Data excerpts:

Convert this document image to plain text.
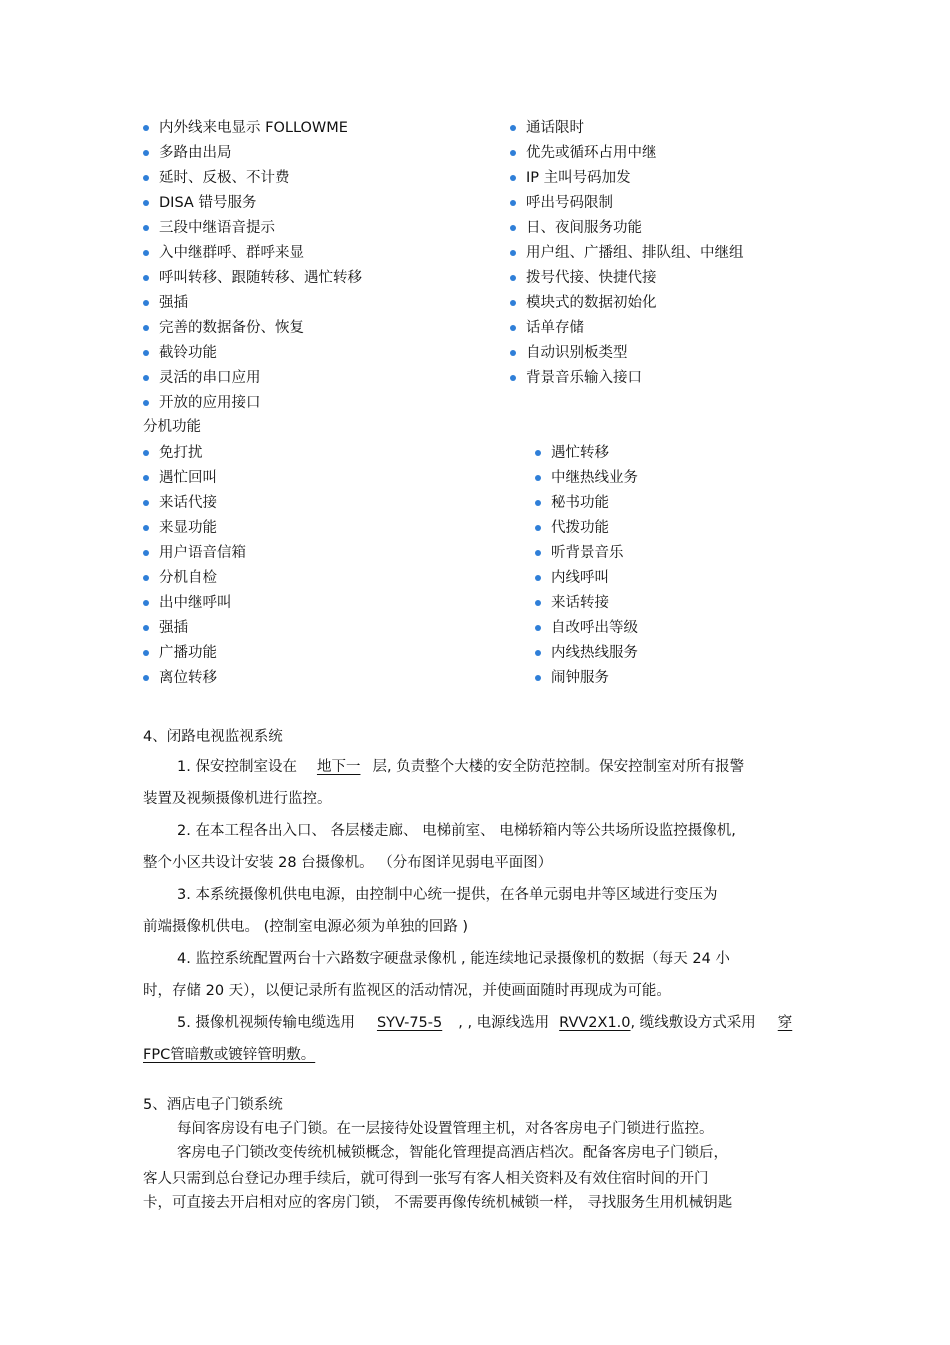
内外线来电显示 FOLLOWME
多路由出局
延时、反极、不计费
DISA 错号服务
三段中继语音提示
入中继群呼、群呼来显
呼叫转移、跟随转移、遇忙转移
强插
完善的数据备份、恢复
截铃功能
灵活的串口应用
开放的应用接口
通话限时
优先或循环占用中继
IP 主叫号码加发
呼出号码限制
日、夜间服务功能
用户组、广播组、排队组、中继组
拨号代接、快捷代接
模块式的数据初始化
话单存储
自动识别板类型
背景音乐输入接口
分机功能
免打扰
遇忙回叫
来话代接
来显功能
用户语音信箱
分机自检
出中继呼叫
强插
广播功能
离位转移
遇忙转移
中继热线业务
秘书功能
代拨功能
听背景音乐
内线呼叫
来话转接
自改呼出等级
内线热线服务
闹钟服务
4、闭路电视监视系统
1. 保安控制室设在 地下一 层, 负责整个大楼的安全防范控制。保安控制室对所有报警
装置及视频摄像机进行监控。
2. 在本工程各出入口、 各层楼走廊、 电梯前室、 电梯轿箱内等公共场所设监控摄像机,
整个小区共设计安装 28 台摄像机。 （分布图详见弱电平面图）
3. 本系统摄像机供电电源，由控制中心统一提供，在各单元弱电井等区域进行变压为
前端摄像机供电。 (控制室电源必须为单独的回路 )
4. 监控系统配置两台十六路数字硬盘录像机 , 能连续地记录摄像机的数据（每天 24 小
时，存储 20 天），以便记录所有监视区的活动情况，并使画面随时再现成为可能。
5. 摄像机视频传输电缆选用 SYV-75-5 , , 电源线选用 RVV2X1.0, 缆线敷设方式采用 穿
FPC管暗敷或镀锌管明敷。
5、酒店电子门锁系统
每间客房设有电子门锁。在一层接待处设置管理主机，对各客房电子门锁进行监控。
客房电子门锁改变传统机械锁概念，智能化管理提高酒店档次。配备客房电子门锁后，
客人只需到总台登记办理手续后，就可得到一张写有客人相关资料及有效住宿时间的开门
卡，可直接去开启相对应的客房门锁， 不需要再像传统机械锁一样， 寻找服务生用机械钥匙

Directions: Your copy should match the entries exactly, minus the pictures.

Result of this task:
Convert this document image to plain text.
内外线来电显示 FOLLOWME
多路由出局
延时、反极、不计费
DISA 错号服务
三段中继语音提示
入中继群呼、群呼来显
呼叫转移、跟随转移、遇忙转移
强插
完善的数据备份、恢复
截铃功能
灵活的串口应用
开放的应用接口
通话限时
优先或循环占用中继
IP 主叫号码加发
呼出号码限制
日、夜间服务功能
用户组、广播组、排队组、中继组
拨号代接、快捷代接
模块式的数据初始化
话单存储
自动识别板类型
背景音乐输入接口
分机功能
免打扰
遇忙回叫
来话代接
来显功能
用户语音信箱
分机自检
出中继呼叫
强插
广播功能
离位转移
遇忙转移
中继热线业务
秘书功能
代拨功能
听背景音乐
内线呼叫
来话转接
自改呼出等级
内线热线服务
闹钟服务
4、闭路电视监视系统
1. 保安控制室设在 地下一 层, 负责整个大楼的安全防范控制。保安控制室对所有报警
装置及视频摄像机进行监控。
2. 在本工程各出入口、 各层楼走廊、 电梯前室、 电梯轿箱内等公共场所设监控摄像机,
整个小区共设计安装 28 台摄像机。 （分布图详见弱电平面图）
3. 本系统摄像机供电电源，由控制中心统一提供，在各单元弱电井等区域进行变压为
前端摄像机供电。 (控制室电源必须为单独的回路 )
4. 监控系统配置两台十六路数字硬盘录像机 , 能连续地记录摄像机的数据（每天 24 小
时，存储 20 天），以便记录所有监视区的活动情况，并使画面随时再现成为可能。
5. 摄像机视频传输电缆选用 SYV-75-5 , , 电源线选用 RVV2X1.0, 缆线敷设方式采用 穿
FPC管暗敷或镀锌管明敷。
5、酒店电子门锁系统
每间客房设有电子门锁。在一层接待处设置管理主机，对各客房电子门锁进行监控。
客房电子门锁改变传统机械锁概念，智能化管理提高酒店档次。配备客房电子门锁后，
客人只需到总台登记办理手续后，就可得到一张写有客人相关资料及有效住宿时间的开门
卡，可直接去开启相对应的客房门锁， 不需要再像传统机械锁一样， 寻找服务生用机械钥匙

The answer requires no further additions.